> _To be done_:
Quote the data below word for word, keeping every line and leaving nothing out.

> _Task input_:
--
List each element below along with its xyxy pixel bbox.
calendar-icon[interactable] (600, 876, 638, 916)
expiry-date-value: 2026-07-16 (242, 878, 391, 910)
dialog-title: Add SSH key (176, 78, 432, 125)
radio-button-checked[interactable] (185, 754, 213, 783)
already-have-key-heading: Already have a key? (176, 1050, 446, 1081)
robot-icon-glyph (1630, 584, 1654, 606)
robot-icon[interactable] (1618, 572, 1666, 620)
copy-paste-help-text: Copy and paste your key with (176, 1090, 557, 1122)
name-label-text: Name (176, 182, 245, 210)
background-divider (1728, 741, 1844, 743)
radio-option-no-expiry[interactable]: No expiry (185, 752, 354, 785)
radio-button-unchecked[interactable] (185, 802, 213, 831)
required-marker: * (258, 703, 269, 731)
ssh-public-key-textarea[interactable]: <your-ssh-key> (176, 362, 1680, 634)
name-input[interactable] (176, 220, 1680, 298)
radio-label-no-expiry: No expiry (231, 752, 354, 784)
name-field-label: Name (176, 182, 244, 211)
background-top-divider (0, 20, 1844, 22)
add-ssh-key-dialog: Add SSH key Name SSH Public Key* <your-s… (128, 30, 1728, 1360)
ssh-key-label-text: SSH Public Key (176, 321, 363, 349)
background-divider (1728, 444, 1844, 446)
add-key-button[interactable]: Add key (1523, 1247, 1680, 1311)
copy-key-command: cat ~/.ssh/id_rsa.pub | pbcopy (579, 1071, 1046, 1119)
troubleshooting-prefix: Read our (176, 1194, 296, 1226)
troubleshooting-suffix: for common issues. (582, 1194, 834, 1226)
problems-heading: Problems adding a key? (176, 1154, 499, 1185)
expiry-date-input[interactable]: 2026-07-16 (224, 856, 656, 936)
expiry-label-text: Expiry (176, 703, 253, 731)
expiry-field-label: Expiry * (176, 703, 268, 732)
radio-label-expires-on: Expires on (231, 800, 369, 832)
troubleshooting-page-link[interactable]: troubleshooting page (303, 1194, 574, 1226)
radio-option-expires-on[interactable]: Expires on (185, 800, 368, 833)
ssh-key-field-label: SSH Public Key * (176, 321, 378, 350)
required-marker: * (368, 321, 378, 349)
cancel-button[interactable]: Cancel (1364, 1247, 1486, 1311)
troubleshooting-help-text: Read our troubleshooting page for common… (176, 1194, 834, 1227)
--
> _Written response_:
List each element below along with its xyxy pixel bbox.
calendar-icon[interactable] (600, 876, 638, 916)
expiry-date-value: 2026-07-16 (242, 878, 391, 910)
dialog-title: Add SSH key (176, 78, 432, 125)
radio-button-checked[interactable] (185, 754, 213, 783)
already-have-key-heading: Already have a key? (176, 1050, 446, 1081)
robot-icon-glyph (1630, 584, 1654, 606)
robot-icon[interactable] (1618, 572, 1666, 620)
copy-paste-help-text: Copy and paste your key with (176, 1090, 557, 1122)
name-label-text: Name (176, 182, 245, 210)
background-divider (1728, 741, 1844, 743)
radio-option-no-expiry[interactable]: No expiry (185, 752, 354, 785)
radio-button-unchecked[interactable] (185, 802, 213, 831)
required-marker: * (258, 703, 269, 731)
ssh-public-key-textarea[interactable]: <your-ssh-key> (176, 362, 1680, 634)
name-input[interactable] (176, 220, 1680, 298)
radio-label-no-expiry: No expiry (231, 752, 354, 784)
name-field-label: Name (176, 182, 244, 211)
background-top-divider (0, 20, 1844, 22)
add-ssh-key-dialog: Add SSH key Name SSH Public Key* <your-s… (128, 30, 1728, 1360)
ssh-key-label-text: SSH Public Key (176, 321, 363, 349)
background-divider (1728, 444, 1844, 446)
add-key-button[interactable]: Add key (1523, 1247, 1680, 1311)
copy-key-command: cat ~/.ssh/id_rsa.pub | pbcopy (579, 1071, 1046, 1119)
troubleshooting-prefix: Read our (176, 1194, 296, 1226)
troubleshooting-suffix: for common issues. (582, 1194, 834, 1226)
problems-heading: Problems adding a key? (176, 1154, 499, 1185)
expiry-date-input[interactable]: 2026-07-16 (224, 856, 656, 936)
expiry-label-text: Expiry (176, 703, 253, 731)
expiry-field-label: Expiry * (176, 703, 268, 732)
radio-label-expires-on: Expires on (231, 800, 369, 832)
troubleshooting-page-link[interactable]: troubleshooting page (303, 1194, 574, 1226)
radio-option-expires-on[interactable]: Expires on (185, 800, 368, 833)
ssh-key-field-label: SSH Public Key * (176, 321, 378, 350)
required-marker: * (368, 321, 378, 349)
cancel-button[interactable]: Cancel (1364, 1247, 1486, 1311)
troubleshooting-help-text: Read our troubleshooting page for common… (176, 1194, 834, 1227)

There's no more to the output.